(Records taken from a collection)
* start *
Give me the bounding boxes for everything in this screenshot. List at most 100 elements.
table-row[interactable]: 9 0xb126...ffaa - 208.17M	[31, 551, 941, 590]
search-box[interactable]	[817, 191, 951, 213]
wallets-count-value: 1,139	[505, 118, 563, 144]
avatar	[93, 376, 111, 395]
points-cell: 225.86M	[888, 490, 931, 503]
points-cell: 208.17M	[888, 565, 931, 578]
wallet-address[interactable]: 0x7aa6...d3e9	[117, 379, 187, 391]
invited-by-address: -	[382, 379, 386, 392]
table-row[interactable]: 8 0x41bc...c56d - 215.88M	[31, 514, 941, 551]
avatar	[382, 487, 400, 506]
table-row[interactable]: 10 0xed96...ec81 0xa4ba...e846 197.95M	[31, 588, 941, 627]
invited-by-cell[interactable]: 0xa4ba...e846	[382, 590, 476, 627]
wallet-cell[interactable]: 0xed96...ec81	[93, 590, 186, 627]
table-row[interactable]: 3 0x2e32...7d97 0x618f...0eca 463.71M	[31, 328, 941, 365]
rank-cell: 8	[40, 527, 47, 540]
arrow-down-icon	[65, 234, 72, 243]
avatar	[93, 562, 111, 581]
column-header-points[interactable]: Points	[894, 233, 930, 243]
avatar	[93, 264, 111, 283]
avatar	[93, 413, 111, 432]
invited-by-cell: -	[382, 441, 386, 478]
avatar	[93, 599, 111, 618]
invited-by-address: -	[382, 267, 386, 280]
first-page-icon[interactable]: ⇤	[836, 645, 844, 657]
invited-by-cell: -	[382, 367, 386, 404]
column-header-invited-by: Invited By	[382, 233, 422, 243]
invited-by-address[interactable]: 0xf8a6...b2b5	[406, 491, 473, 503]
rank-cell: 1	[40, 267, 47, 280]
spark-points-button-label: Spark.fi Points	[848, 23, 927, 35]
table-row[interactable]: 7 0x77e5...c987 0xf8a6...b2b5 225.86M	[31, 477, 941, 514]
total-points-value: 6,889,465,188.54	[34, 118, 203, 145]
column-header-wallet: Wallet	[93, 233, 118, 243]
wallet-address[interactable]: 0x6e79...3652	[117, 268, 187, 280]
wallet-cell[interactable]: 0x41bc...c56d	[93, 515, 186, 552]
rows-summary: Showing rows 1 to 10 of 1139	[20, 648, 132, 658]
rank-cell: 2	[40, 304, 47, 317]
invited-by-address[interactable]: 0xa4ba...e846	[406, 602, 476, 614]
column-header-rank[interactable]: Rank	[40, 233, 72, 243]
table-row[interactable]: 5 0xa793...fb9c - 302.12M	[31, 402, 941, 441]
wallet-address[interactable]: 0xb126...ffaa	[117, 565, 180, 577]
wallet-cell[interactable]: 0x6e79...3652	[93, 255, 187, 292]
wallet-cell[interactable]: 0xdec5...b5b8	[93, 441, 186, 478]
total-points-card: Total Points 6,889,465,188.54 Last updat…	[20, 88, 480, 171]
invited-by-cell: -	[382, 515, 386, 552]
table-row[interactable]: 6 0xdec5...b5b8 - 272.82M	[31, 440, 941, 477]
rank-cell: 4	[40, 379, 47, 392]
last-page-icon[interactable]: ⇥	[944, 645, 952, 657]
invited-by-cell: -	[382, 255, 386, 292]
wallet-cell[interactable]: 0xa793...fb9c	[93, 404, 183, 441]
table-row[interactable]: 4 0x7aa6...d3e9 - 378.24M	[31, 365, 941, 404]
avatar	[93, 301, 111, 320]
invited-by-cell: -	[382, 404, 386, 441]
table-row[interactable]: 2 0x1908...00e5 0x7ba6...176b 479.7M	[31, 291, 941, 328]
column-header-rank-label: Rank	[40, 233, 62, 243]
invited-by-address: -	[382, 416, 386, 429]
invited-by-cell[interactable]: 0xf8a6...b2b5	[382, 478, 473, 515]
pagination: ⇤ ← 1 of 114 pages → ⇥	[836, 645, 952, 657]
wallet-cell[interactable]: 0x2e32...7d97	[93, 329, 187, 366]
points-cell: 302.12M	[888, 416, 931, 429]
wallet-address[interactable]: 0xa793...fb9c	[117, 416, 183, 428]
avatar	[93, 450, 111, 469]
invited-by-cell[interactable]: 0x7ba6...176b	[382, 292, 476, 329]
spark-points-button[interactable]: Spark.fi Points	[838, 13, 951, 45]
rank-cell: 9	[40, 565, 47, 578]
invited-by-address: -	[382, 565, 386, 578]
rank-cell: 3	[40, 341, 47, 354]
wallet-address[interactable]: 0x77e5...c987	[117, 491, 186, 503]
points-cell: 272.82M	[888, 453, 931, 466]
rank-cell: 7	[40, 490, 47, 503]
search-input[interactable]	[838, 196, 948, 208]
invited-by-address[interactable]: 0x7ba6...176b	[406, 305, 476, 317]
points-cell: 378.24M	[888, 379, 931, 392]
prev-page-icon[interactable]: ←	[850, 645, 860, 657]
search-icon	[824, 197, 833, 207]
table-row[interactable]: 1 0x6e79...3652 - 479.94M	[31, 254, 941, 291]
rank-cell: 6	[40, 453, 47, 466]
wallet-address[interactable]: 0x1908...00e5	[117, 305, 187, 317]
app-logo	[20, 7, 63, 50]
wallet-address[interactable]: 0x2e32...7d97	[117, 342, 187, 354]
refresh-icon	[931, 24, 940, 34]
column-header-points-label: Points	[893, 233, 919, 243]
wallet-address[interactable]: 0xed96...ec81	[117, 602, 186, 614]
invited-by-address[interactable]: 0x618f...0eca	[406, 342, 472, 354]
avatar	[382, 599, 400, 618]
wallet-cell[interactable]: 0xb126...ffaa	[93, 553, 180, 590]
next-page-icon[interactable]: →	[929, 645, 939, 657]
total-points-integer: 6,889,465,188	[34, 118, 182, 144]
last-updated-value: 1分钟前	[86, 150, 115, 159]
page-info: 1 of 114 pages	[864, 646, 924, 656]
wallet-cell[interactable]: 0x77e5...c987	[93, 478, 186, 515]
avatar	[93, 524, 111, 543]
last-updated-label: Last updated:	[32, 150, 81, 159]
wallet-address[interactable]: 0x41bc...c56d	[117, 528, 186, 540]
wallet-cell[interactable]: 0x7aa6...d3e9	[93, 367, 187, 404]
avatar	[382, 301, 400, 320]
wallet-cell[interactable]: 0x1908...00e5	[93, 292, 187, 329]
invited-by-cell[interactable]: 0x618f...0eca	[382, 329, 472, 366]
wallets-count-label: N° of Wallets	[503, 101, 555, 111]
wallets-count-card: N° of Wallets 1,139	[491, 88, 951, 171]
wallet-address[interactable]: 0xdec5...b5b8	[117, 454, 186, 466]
* end *
▶ Request
Reproduce the records above word for word, from their very start down through the line containing "490, 931, 503]", including both of those lines.

▶ Result below
Give me the bounding boxes for everything in this screenshot. List at most 100 elements.
table-row[interactable]: 9 0xb126...ffaa - 208.17M	[31, 551, 941, 590]
search-box[interactable]	[817, 191, 951, 213]
wallets-count-value: 1,139	[505, 118, 563, 144]
avatar	[93, 376, 111, 395]
points-cell: 225.86M	[888, 490, 931, 503]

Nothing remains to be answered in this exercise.